- EXERCISE INSTRUCTIONS: Transcribe the listing verbatim. Do not carry over any pictures.

- EXTRACTED DATA:
__________

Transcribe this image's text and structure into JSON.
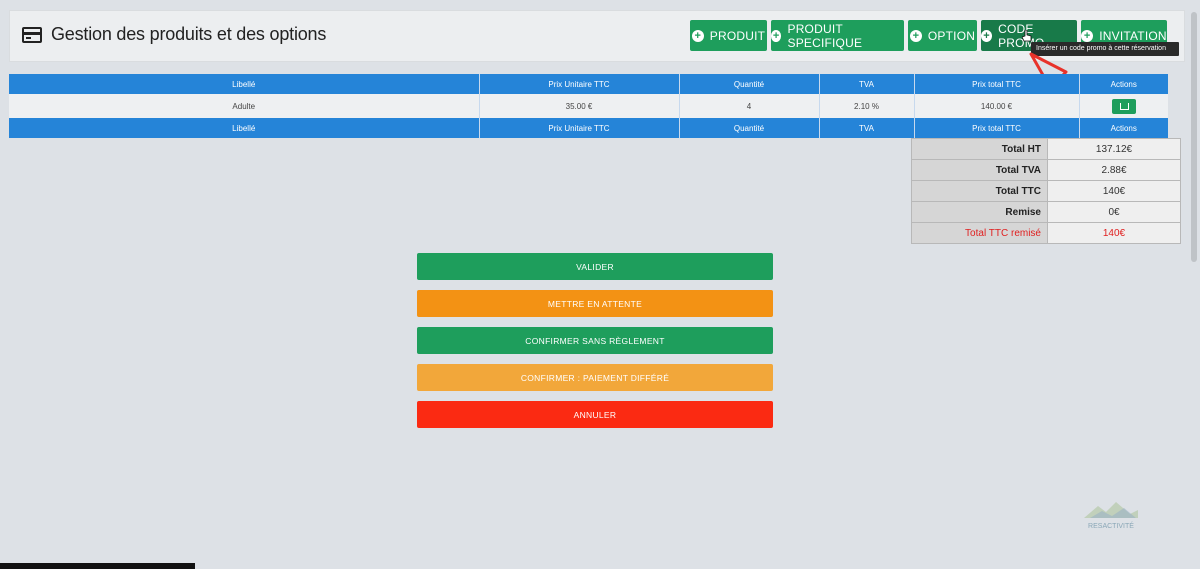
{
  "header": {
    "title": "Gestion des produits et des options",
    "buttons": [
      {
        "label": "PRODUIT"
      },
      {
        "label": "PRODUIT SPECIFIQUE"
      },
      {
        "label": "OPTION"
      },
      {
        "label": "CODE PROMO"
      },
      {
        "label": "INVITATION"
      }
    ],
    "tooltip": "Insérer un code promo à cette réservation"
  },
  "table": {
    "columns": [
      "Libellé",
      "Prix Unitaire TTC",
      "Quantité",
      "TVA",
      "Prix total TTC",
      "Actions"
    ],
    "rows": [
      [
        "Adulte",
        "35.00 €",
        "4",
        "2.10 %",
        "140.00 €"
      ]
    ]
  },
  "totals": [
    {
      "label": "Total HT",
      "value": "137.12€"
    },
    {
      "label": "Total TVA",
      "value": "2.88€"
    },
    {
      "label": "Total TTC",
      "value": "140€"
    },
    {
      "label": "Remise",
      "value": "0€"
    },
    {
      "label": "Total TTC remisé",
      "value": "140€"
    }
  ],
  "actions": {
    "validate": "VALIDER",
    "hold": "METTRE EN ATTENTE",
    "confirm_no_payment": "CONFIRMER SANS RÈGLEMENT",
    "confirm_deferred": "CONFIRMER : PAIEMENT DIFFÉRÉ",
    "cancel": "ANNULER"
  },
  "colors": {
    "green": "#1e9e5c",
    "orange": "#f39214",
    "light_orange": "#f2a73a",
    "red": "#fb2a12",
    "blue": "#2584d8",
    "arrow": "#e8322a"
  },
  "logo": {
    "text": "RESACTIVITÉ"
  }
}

__________

- TASK RESPONSE:
Transcribe this image's text and structure into JSON.
{
  "header": {
    "title": "Gestion des produits et des options",
    "buttons": [
      {
        "label": "PRODUIT"
      },
      {
        "label": "PRODUIT SPECIFIQUE"
      },
      {
        "label": "OPTION"
      },
      {
        "label": "CODE PROMO"
      },
      {
        "label": "INVITATION"
      }
    ],
    "tooltip": "Insérer un code promo à cette réservation"
  },
  "table": {
    "columns": [
      "Libellé",
      "Prix Unitaire TTC",
      "Quantité",
      "TVA",
      "Prix total TTC",
      "Actions"
    ],
    "rows": [
      [
        "Adulte",
        "35.00 €",
        "4",
        "2.10 %",
        "140.00 €"
      ]
    ]
  },
  "totals": [
    {
      "label": "Total HT",
      "value": "137.12€"
    },
    {
      "label": "Total TVA",
      "value": "2.88€"
    },
    {
      "label": "Total TTC",
      "value": "140€"
    },
    {
      "label": "Remise",
      "value": "0€"
    },
    {
      "label": "Total TTC remisé",
      "value": "140€"
    }
  ],
  "actions": {
    "validate": "VALIDER",
    "hold": "METTRE EN ATTENTE",
    "confirm_no_payment": "CONFIRMER SANS RÈGLEMENT",
    "confirm_deferred": "CONFIRMER : PAIEMENT DIFFÉRÉ",
    "cancel": "ANNULER"
  },
  "colors": {
    "green": "#1e9e5c",
    "orange": "#f39214",
    "light_orange": "#f2a73a",
    "red": "#fb2a12",
    "blue": "#2584d8",
    "arrow": "#e8322a"
  },
  "logo": {
    "text": "RESACTIVITÉ"
  }
}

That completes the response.